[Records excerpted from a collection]

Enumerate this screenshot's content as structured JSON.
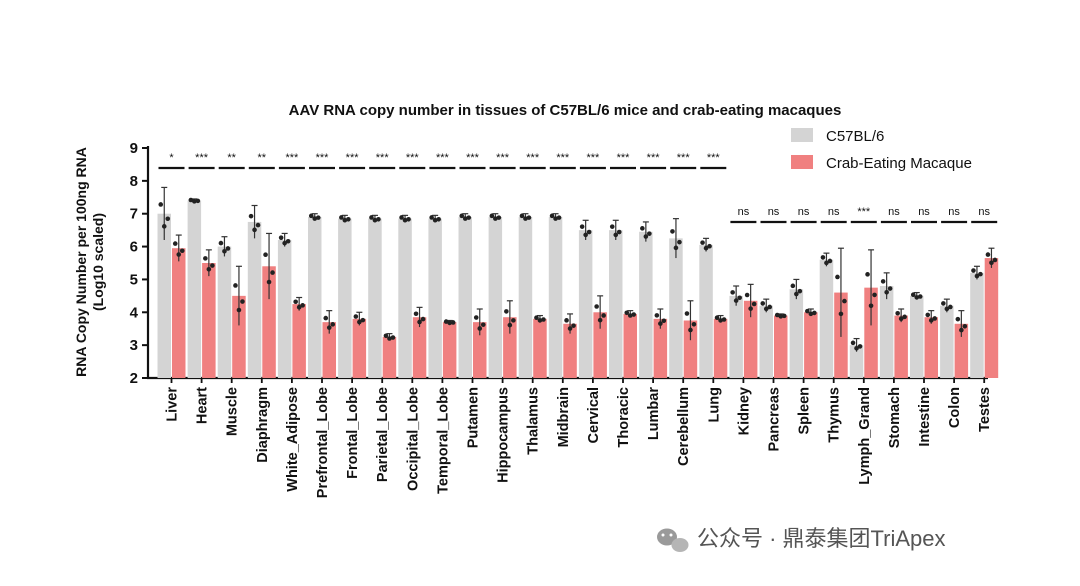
{
  "chart_data": {
    "type": "bar",
    "title": "AAV RNA copy number in tissues of C57BL/6 mice and crab-eating macaques",
    "ylabel": "RNA Copy Number per 100ng RNA\n(Log10 scaled)",
    "xlabel": "",
    "ylim": [
      2,
      9
    ],
    "yticks": [
      "2",
      "3",
      "4",
      "5",
      "6",
      "7",
      "8",
      "9"
    ],
    "grid": false,
    "legend_position": "top-right",
    "categories": [
      "Liver",
      "Heart",
      "Muscle",
      "Diaphragm",
      "White_Adipose",
      "Prefrontal_Lobe",
      "Frontal_Lobe",
      "Parietal_Lobe",
      "Occipital_Lobe",
      "Temporal_Lobe",
      "Putamen",
      "Hippocampus",
      "Thalamus",
      "Midbrain",
      "Cervical",
      "Thoracic",
      "Lumbar",
      "Cerebellum",
      "Lung",
      "Kidney",
      "Pancreas",
      "Spleen",
      "Thymus",
      "Lymph_Grand",
      "Stomach",
      "Intestine",
      "Colon",
      "Testes"
    ],
    "series": [
      {
        "name": "C57BL/6",
        "color": "#d4d4d4",
        "values": [
          7.0,
          7.4,
          6.0,
          6.75,
          6.2,
          6.9,
          6.85,
          6.85,
          6.85,
          6.85,
          6.9,
          6.9,
          6.9,
          6.9,
          6.5,
          6.5,
          6.45,
          6.25,
          6.05,
          4.5,
          4.2,
          4.7,
          5.6,
          3.0,
          4.8,
          4.5,
          4.2,
          5.2
        ],
        "errors": [
          0.8,
          0.05,
          0.3,
          0.5,
          0.2,
          0.1,
          0.1,
          0.1,
          0.1,
          0.1,
          0.1,
          0.1,
          0.1,
          0.1,
          0.3,
          0.3,
          0.3,
          0.6,
          0.2,
          0.3,
          0.2,
          0.3,
          0.2,
          0.2,
          0.4,
          0.1,
          0.2,
          0.2
        ]
      },
      {
        "name": "Crab-Eating Macaque",
        "color": "#f08080",
        "values": [
          5.95,
          5.5,
          4.5,
          5.4,
          4.25,
          3.7,
          3.8,
          3.25,
          3.85,
          3.7,
          3.7,
          3.85,
          3.8,
          3.65,
          4.0,
          3.95,
          3.8,
          3.75,
          3.8,
          4.35,
          3.9,
          4.0,
          4.6,
          4.75,
          3.9,
          3.85,
          3.65,
          5.65
        ]
      }
    ],
    "macaque_errors": [
      0.4,
      0.4,
      0.9,
      1.0,
      0.2,
      0.35,
      0.2,
      0.1,
      0.3,
      0.05,
      0.4,
      0.5,
      0.1,
      0.3,
      0.5,
      0.1,
      0.3,
      0.6,
      0.1,
      0.5,
      0.05,
      0.1,
      1.35,
      1.15,
      0.2,
      0.2,
      0.4,
      0.3
    ],
    "significance": [
      "*",
      "***",
      "**",
      "**",
      "***",
      "***",
      "***",
      "***",
      "***",
      "***",
      "***",
      "***",
      "***",
      "***",
      "***",
      "***",
      "***",
      "***",
      "***",
      "ns",
      "ns",
      "ns",
      "ns",
      "***",
      "ns",
      "ns",
      "ns",
      "ns"
    ]
  },
  "watermark": "公众号 · 鼎泰集团TriApex"
}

**Set task:** Output the records above exactly; leave out the pictures.

**Solution to this exercise:**
Enumerate this screenshot's content as structured JSON.
{
  "chart_data": {
    "type": "bar",
    "title": "AAV RNA copy number in tissues of C57BL/6 mice and crab-eating macaques",
    "ylabel": "RNA Copy Number per 100ng RNA\n(Log10 scaled)",
    "xlabel": "",
    "ylim": [
      2,
      9
    ],
    "yticks": [
      "2",
      "3",
      "4",
      "5",
      "6",
      "7",
      "8",
      "9"
    ],
    "grid": false,
    "legend_position": "top-right",
    "categories": [
      "Liver",
      "Heart",
      "Muscle",
      "Diaphragm",
      "White_Adipose",
      "Prefrontal_Lobe",
      "Frontal_Lobe",
      "Parietal_Lobe",
      "Occipital_Lobe",
      "Temporal_Lobe",
      "Putamen",
      "Hippocampus",
      "Thalamus",
      "Midbrain",
      "Cervical",
      "Thoracic",
      "Lumbar",
      "Cerebellum",
      "Lung",
      "Kidney",
      "Pancreas",
      "Spleen",
      "Thymus",
      "Lymph_Grand",
      "Stomach",
      "Intestine",
      "Colon",
      "Testes"
    ],
    "series": [
      {
        "name": "C57BL/6",
        "color": "#d4d4d4",
        "values": [
          7.0,
          7.4,
          6.0,
          6.75,
          6.2,
          6.9,
          6.85,
          6.85,
          6.85,
          6.85,
          6.9,
          6.9,
          6.9,
          6.9,
          6.5,
          6.5,
          6.45,
          6.25,
          6.05,
          4.5,
          4.2,
          4.7,
          5.6,
          3.0,
          4.8,
          4.5,
          4.2,
          5.2
        ],
        "errors": [
          0.8,
          0.05,
          0.3,
          0.5,
          0.2,
          0.1,
          0.1,
          0.1,
          0.1,
          0.1,
          0.1,
          0.1,
          0.1,
          0.1,
          0.3,
          0.3,
          0.3,
          0.6,
          0.2,
          0.3,
          0.2,
          0.3,
          0.2,
          0.2,
          0.4,
          0.1,
          0.2,
          0.2
        ]
      },
      {
        "name": "Crab-Eating Macaque",
        "color": "#f08080",
        "values": [
          5.95,
          5.5,
          4.5,
          5.4,
          4.25,
          3.7,
          3.8,
          3.25,
          3.85,
          3.7,
          3.7,
          3.85,
          3.8,
          3.65,
          4.0,
          3.95,
          3.8,
          3.75,
          3.8,
          4.35,
          3.9,
          4.0,
          4.6,
          4.75,
          3.9,
          3.85,
          3.65,
          5.65
        ]
      }
    ],
    "macaque_errors": [
      0.4,
      0.4,
      0.9,
      1.0,
      0.2,
      0.35,
      0.2,
      0.1,
      0.3,
      0.05,
      0.4,
      0.5,
      0.1,
      0.3,
      0.5,
      0.1,
      0.3,
      0.6,
      0.1,
      0.5,
      0.05,
      0.1,
      1.35,
      1.15,
      0.2,
      0.2,
      0.4,
      0.3
    ],
    "significance": [
      "*",
      "***",
      "**",
      "**",
      "***",
      "***",
      "***",
      "***",
      "***",
      "***",
      "***",
      "***",
      "***",
      "***",
      "***",
      "***",
      "***",
      "***",
      "***",
      "ns",
      "ns",
      "ns",
      "ns",
      "***",
      "ns",
      "ns",
      "ns",
      "ns"
    ]
  },
  "watermark": "公众号 · 鼎泰集团TriApex"
}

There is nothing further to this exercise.